== EXERCISE INPUT

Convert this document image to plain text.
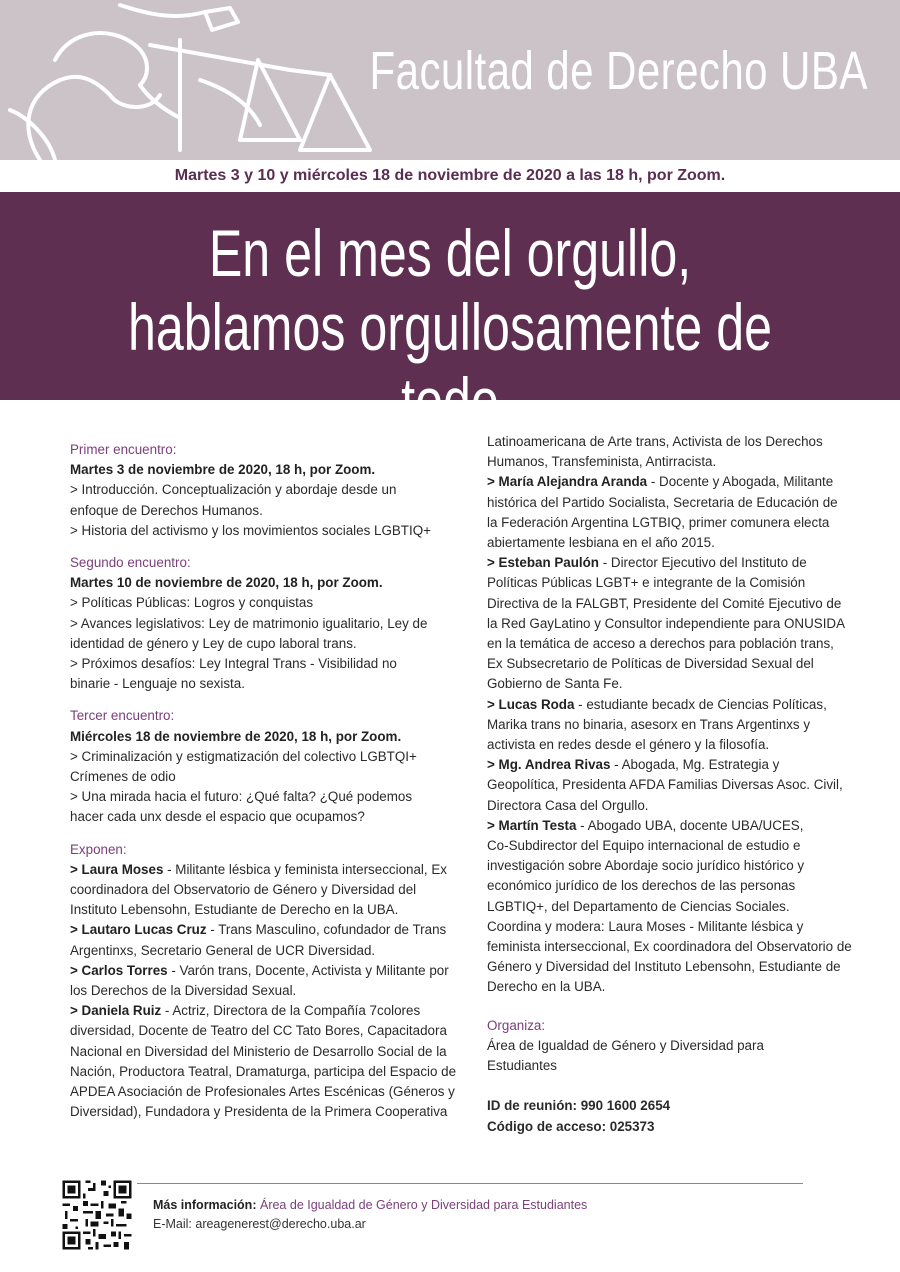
Facultad de Derecho UBA
Martes 3 y 10 y miércoles 18 de noviembre de 2020 a las 18 h, por Zoom.
En el mes del orgullo,
hablamos orgullosamente de todo
Primer encuentro:
Martes 3 de noviembre de 2020, 18 h, por Zoom.
> Introducción. Conceptualización y abordaje desde un
enfoque de Derechos Humanos.
> Historia del activismo y los movimientos sociales LGBTIQ+
Segundo encuentro:
Martes 10 de noviembre de 2020, 18 h, por Zoom.
> Políticas Públicas: Logros y conquistas
> Avances legislativos: Ley de matrimonio igualitario, Ley de
identidad de género y Ley de cupo laboral trans.
> Próximos desafíos: Ley Integral Trans - Visibilidad no
binarie - Lenguaje no sexista.
Tercer encuentro:
Miércoles 18 de noviembre de 2020, 18 h, por Zoom.
> Criminalización y estigmatización del colectivo LGBTQI+
Crímenes de odio
> Una mirada hacia el futuro: ¿Qué falta? ¿Qué podemos
hacer cada unx desde el espacio que ocupamos?
Exponen:
> Laura Moses - Militante lésbica y feminista interseccional, Ex
coordinadora del Observatorio de Género y Diversidad del
Instituto Lebensohn, Estudiante de Derecho en la UBA.
> Lautaro Lucas Cruz - Trans Masculino, cofundador de Trans
Argentinxs, Secretario General de UCR Diversidad.
> Carlos Torres - Varón trans, Docente, Activista y Militante por
los Derechos de la Diversidad Sexual.
> Daniela Ruiz - Actriz, Directora de la Compañía 7colores
diversidad, Docente de Teatro del CC Tato Bores, Capacitadora
Nacional en Diversidad del Ministerio de Desarrollo Social de la
Nación, Productora Teatral, Dramaturga, participa del Espacio de
APDEA Asociación de Profesionales Artes Escénicas (Géneros y
Diversidad), Fundadora y Presidenta de la Primera Cooperativa
Latinoamericana de Arte trans, Activista de los Derechos
Humanos, Transfeminista, Antirracista.
> María Alejandra Aranda - Docente y Abogada, Militante
histórica del Partido Socialista, Secretaria de Educación de
la Federación Argentina LGTBIQ, primer comunera electa
abiertamente lesbiana en el año 2015.
> Esteban Paulón - Director Ejecutivo del Instituto de
Políticas Públicas LGBT+ e integrante de la Comisión
Directiva de la FALGBT, Presidente del Comité Ejecutivo de
la Red GayLatino y Consultor independiente para ONUSIDA
en la temática de acceso a derechos para población trans,
Ex Subsecretario de Políticas de Diversidad Sexual del
Gobierno de Santa Fe.
> Lucas Roda - estudiante becadx de Ciencias Políticas,
Marika trans no binaria, asesorx en Trans Argentinxs y
activista en redes desde el género y la filosofía.
> Mg. Andrea Rivas - Abogada, Mg. Estrategia y
Geopolítica, Presidenta AFDA Familias Diversas Asoc. Civil,
Directora Casa del Orgullo.
> Martín Testa - Abogado UBA, docente UBA/UCES,
Co-Subdirector del Equipo internacional de estudio e
investigación sobre Abordaje socio jurídico histórico y
económico jurídico de los derechos de las personas
LGBTIQ+, del Departamento de Ciencias Sociales.
Coordina y modera: Laura Moses - Militante lésbica y
feminista interseccional, Ex coordinadora del Observatorio de
Género y Diversidad del Instituto Lebensohn, Estudiante de
Derecho en la UBA.
Organiza:
Área de Igualdad de Género y Diversidad para
Estudiantes
ID de reunión: 990 1600 2654
Código de acceso: 025373
Más información: Área de Igualdad de Género y Diversidad para Estudiantes
E-Mail: areagenerest@derecho.uba.ar
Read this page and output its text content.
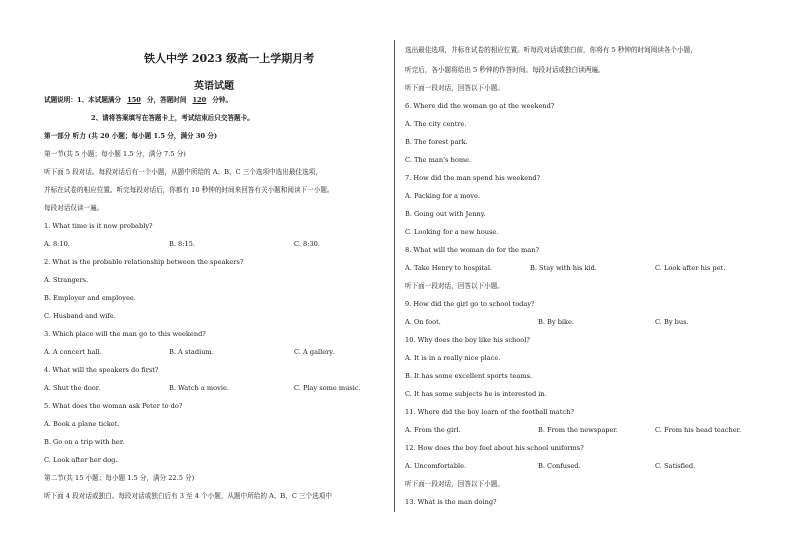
铁人中学 2023 级高一上学期月考
英语试题
试题说明：1、本试题满分 150 分，答题时间 120 分钟。
2、请将答案填写在答题卡上，考试结束后只交答题卡。
第一部分 听力 (共 20 小题；每小题 1.5 分，满分 30 分)
第一节(共 5 小题；每小题 1.5 分，满分 7.5 分)
听下面 5 段对话。每段对话后有一个小题，从题中所给的 A、B、C 三个选项中选出最佳选项，
并标在试卷的相应位置。听完每段对话后，你都有 10 秒钟的时间来回答有关小题和阅读下一小题。
每段对话仅读一遍。
1. What time is it now probably?
A. 8:10.	B. 8:15.	C. 8:30.
2. What is the probable relationship between the speakers?
A. Strangers.
B. Employer and employee.
C. Husband and wife.
3. Which place will the man go to this weekend?
A. A concert hall.	B. A stadium.	C. A gallery.
4. What will the speakers do first?
A. Shut the door.	B. Watch a movie.	C. Play some music.
5. What does the woman ask Peter to do?
A. Book a plane ticket.
B. Go on a trip with her.
C. Look after her dog.
第二节(共 15 小题；每小题 1.5 分，满分 22.5 分)
听下面 4 段对话或独白。每段对话或独白后有 3 至 4 个小题，从题中所给的 A、B、C 三个选项中
选出最佳选项，并标在试卷的相应位置。听每段对话或独白前，你将有 5 秒钟的时间阅读各个小题，
听完后，各小题将给出 5 秒钟的作答时间。每段对话或独白读两遍。
听下面一段对话，回答以下小题。
6. Where did the woman go at the weekend?
A. The city centre.
B. The forest park.
C. The man’s home.
7. How did the man spend his weekend?
A. Packing for a move.
B. Going out with Jenny.
C. Looking for a new house.
8. What will the woman do for the man?
A. Take Henry to hospital.	B. Stay with his kid.	C. Look after his pet.
听下面一段对话，回答以下小题。
9. How did the girl go to school today?
A. On foot.	B. By bike.	C. By bus.
10. Why does the boy like his school?
A. It is in a really nice place.
B. It has some excellent sports teams.
C. It has some subjects he is interested in.
11. Where did the boy learn of the football match?
A. From the girl.	B. From the newspaper.	C. From his head teacher.
12. How does the boy feel about his school uniforms?
A. Uncomfortable.	B. Confused.	C. Satisfied.
听下面一段对话，回答以下小题。
13. What is the man doing?
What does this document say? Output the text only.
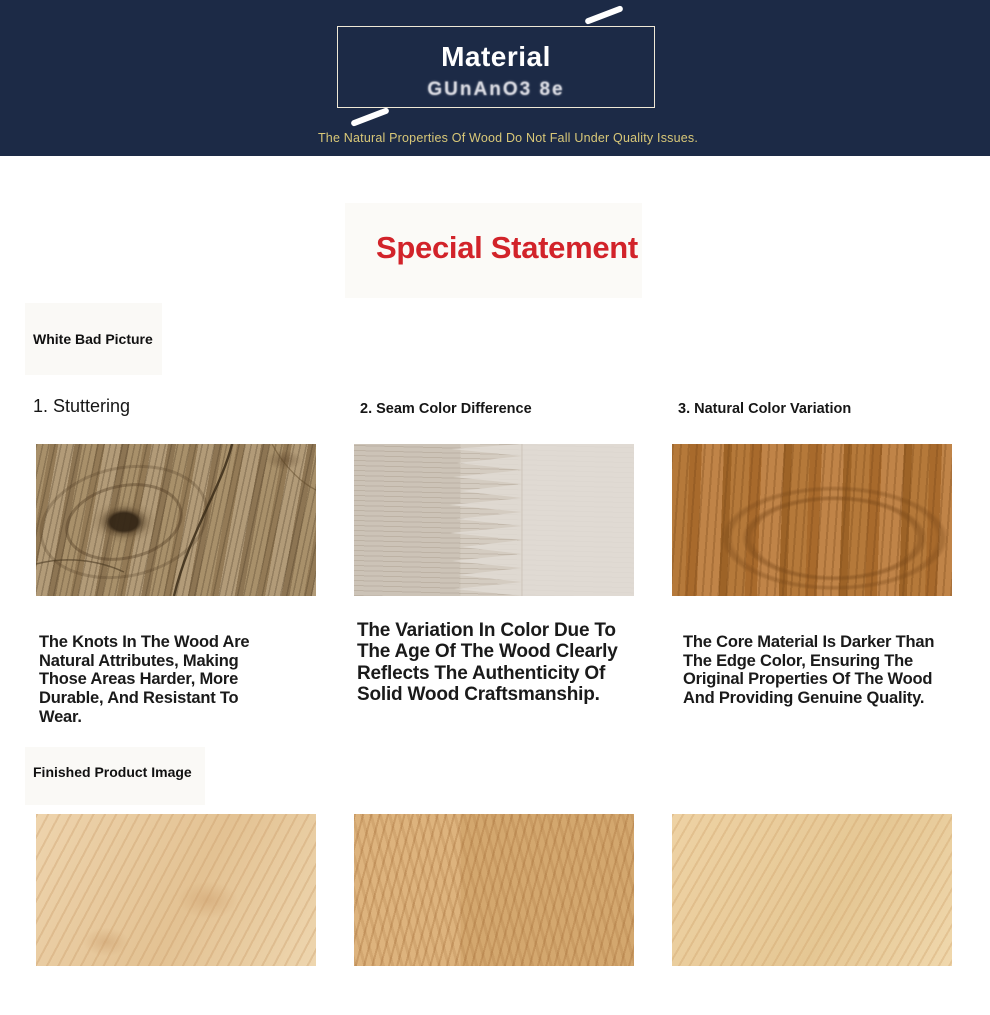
Material
GUnAnO3 8e
The Natural Properties Of Wood Do Not Fall Under Quality Issues.
Special Statement
White Bad Picture
1. Stuttering	2. Seam Color Difference	3. Natural Color Variation
The Knots In The Wood Are Natural Attributes, Making Those Areas Harder, More Durable, And Resistant To Wear.
The Variation In Color Due To The Age Of The Wood Clearly Reflects The Authenticity Of Solid Wood Craftsmanship.
The Core Material Is Darker Than The Edge Color, Ensuring The Original Properties Of The Wood And Providing Genuine Quality.
Finished Product Image
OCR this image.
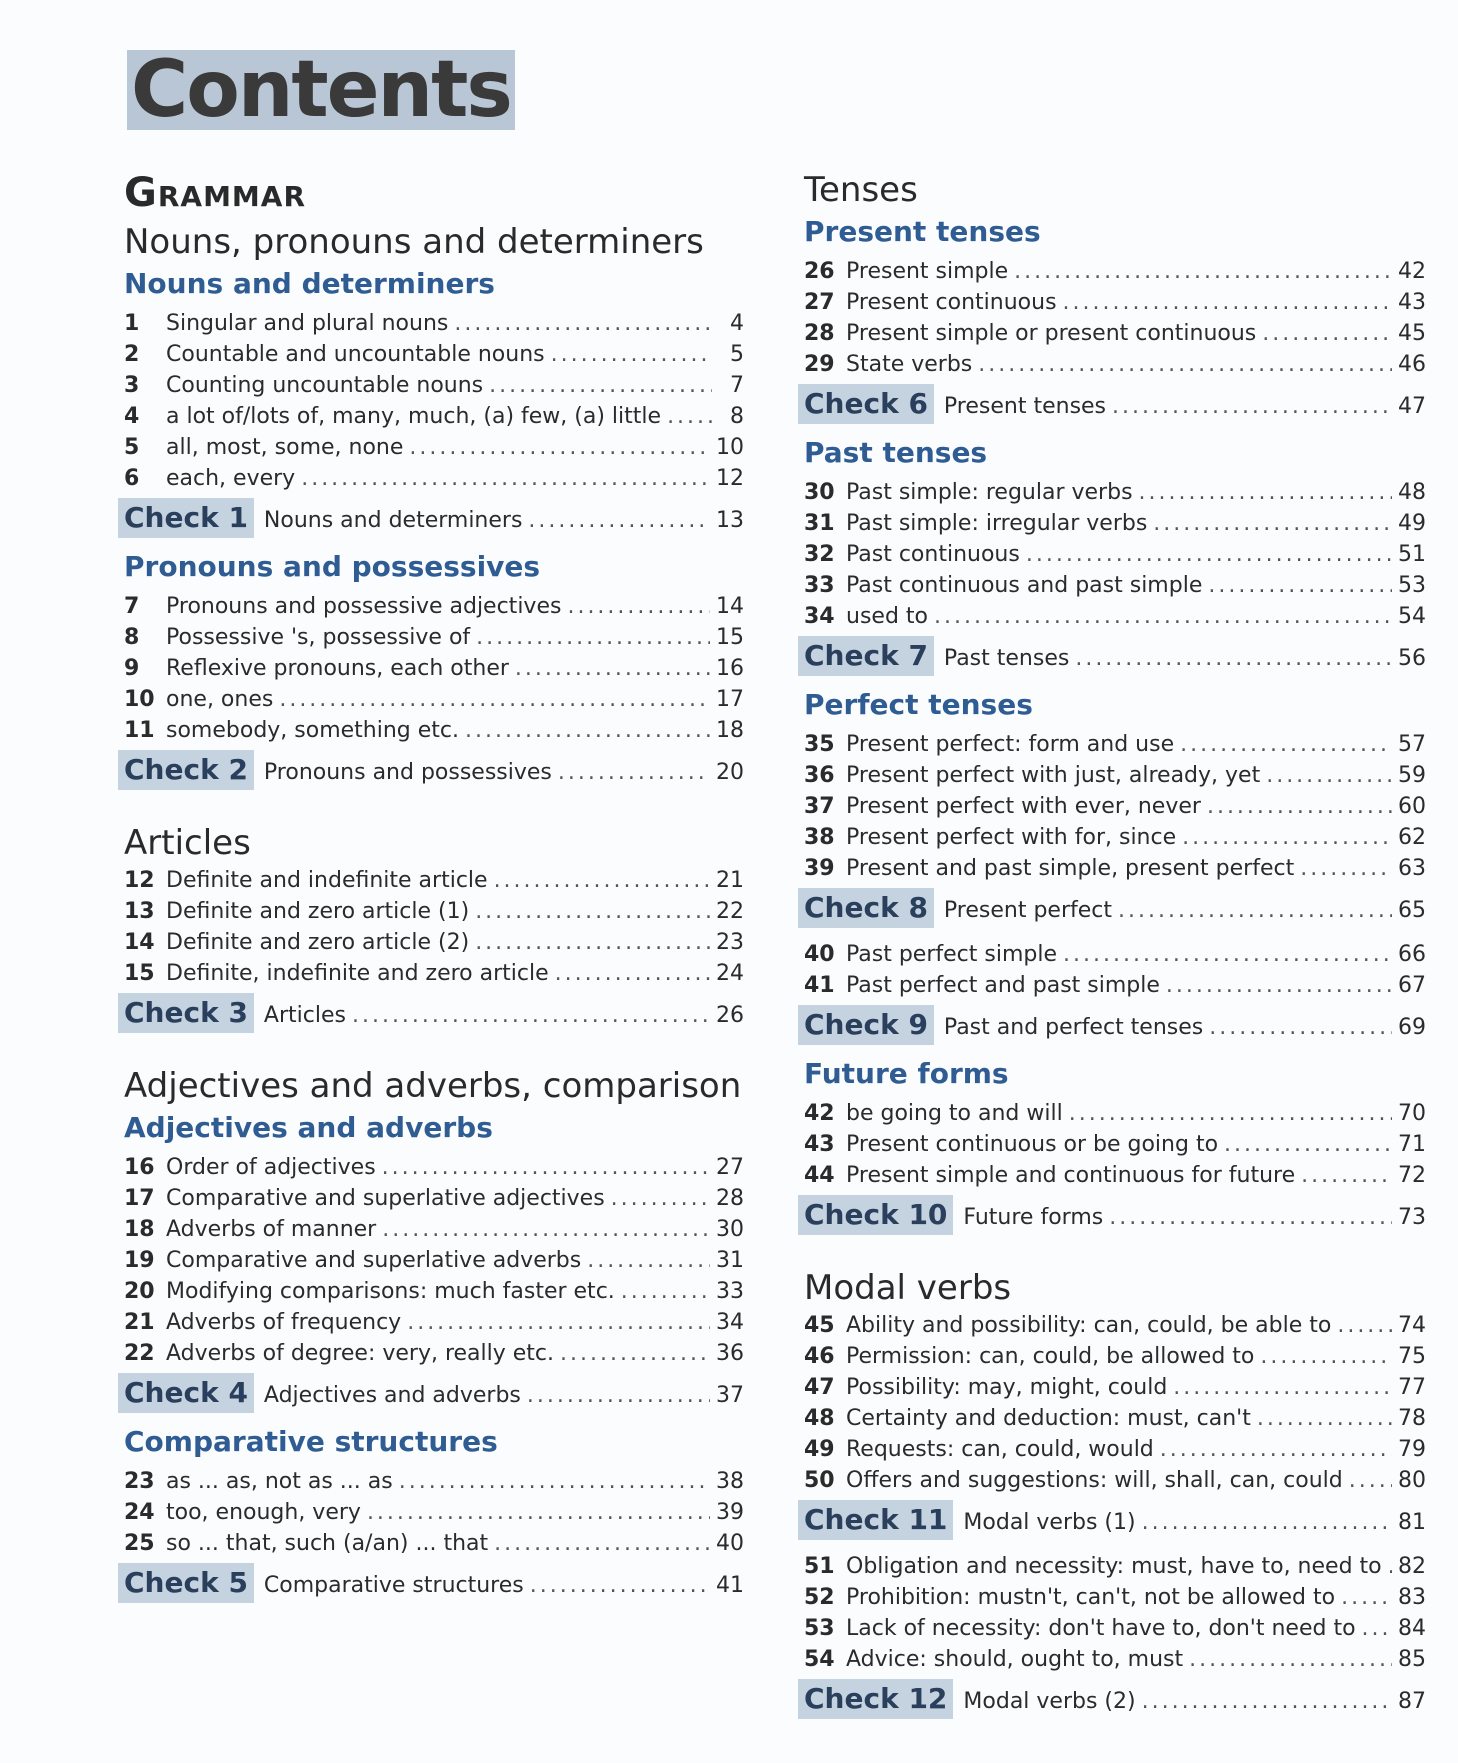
Contents
Grammar
Nouns, pronouns and determiners
Nouns and determiners
1	Singular and plural nouns .....	4
2	Countable and uncountable nouns .....	5
3	Counting uncountable nouns .....	7
4	a lot of/lots of, many, much, (a) few, (a) little .....	8
5	all, most, some, none .....	10
6	each, every .....	12
Check 1 Nouns and determiners .....	13
Pronouns and possessives
7	Pronouns and possessive adjectives .....	14
8	Possessive 's, possessive of .....	15
9	Reflexive pronouns, each other .....	16
10 one, ones .....	17
11 somebody, something etc. .....	18
Check 2 Pronouns and possessives .....	20
Articles
12 Definite and indefinite article .....	21
13 Definite and zero article (1) .....	22
14 Definite and zero article (2) .....	23
15 Definite, indefinite and zero article .....	24
Check 3 Articles .....	26
Adjectives and adverbs, comparison
Adjectives and adverbs
16 Order of adjectives .....	27
17 Comparative and superlative adjectives .....	28
18 Adverbs of manner .....	30
19 Comparative and superlative adverbs .....	31
20 Modifying comparisons: much faster etc. .....	33
21 Adverbs of frequency .....	34
22 Adverbs of degree: very, really etc. .....	36
Check 4 Adjectives and adverbs .....	37
Comparative structures
23 as ... as, not as ... as .....	38
24 too, enough, very .....	39
25 so ... that, such (a/an) ... that .....	40
Check 5 Comparative structures .....	41
Tenses
Present tenses
26 Present simple .....	42
27 Present continuous .....	43
28 Present simple or present continuous .....	45
29 State verbs .....	46
Check 6 Present tenses .....	47
Past tenses
30 Past simple: regular verbs .....	48
31 Past simple: irregular verbs .....	49
32 Past continuous .....	51
33 Past continuous and past simple .....	53
34 used to .....	54
Check 7 Past tenses .....	56
Perfect tenses
35 Present perfect: form and use .....	57
36 Present perfect with just, already, yet .....	59
37 Present perfect with ever, never .....	60
38 Present perfect with for, since .....	62
39 Present and past simple, present perfect .....	63
Check 8 Present perfect .....	65
40 Past perfect simple .....	66
41 Past perfect and past simple .....	67
Check 9 Past and perfect tenses .....	69
Future forms
42 be going to and will .....	70
43 Present continuous or be going to .....	71
44 Present simple and continuous for future .....	72
Check 10 Future forms .....	73
Modal verbs
45 Ability and possibility: can, could, be able to .....	74
46 Permission: can, could, be allowed to .....	75
47 Possibility: may, might, could .....	77
48 Certainty and deduction: must, can't .....	78
49 Requests: can, could, would .....	79
50 Offers and suggestions: will, shall, can, could .....	80
Check 11 Modal verbs (1) .....	81
51 Obligation and necessity: must, have to, need to ..... 82
52 Prohibition: mustn't, can't, not be allowed to .....	83
53 Lack of necessity: don't have to, don't need to ..... 84
54 Advice: should, ought to, must .....	85
Check 12 Modal verbs (2) .....	87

====

**EXERCISE TASK:** Each line in the entries above that includes the string "possessives" should be extracted.

**RESPONSE:**
Pronouns and possessives
Check 2 Pronouns and possessives .....	20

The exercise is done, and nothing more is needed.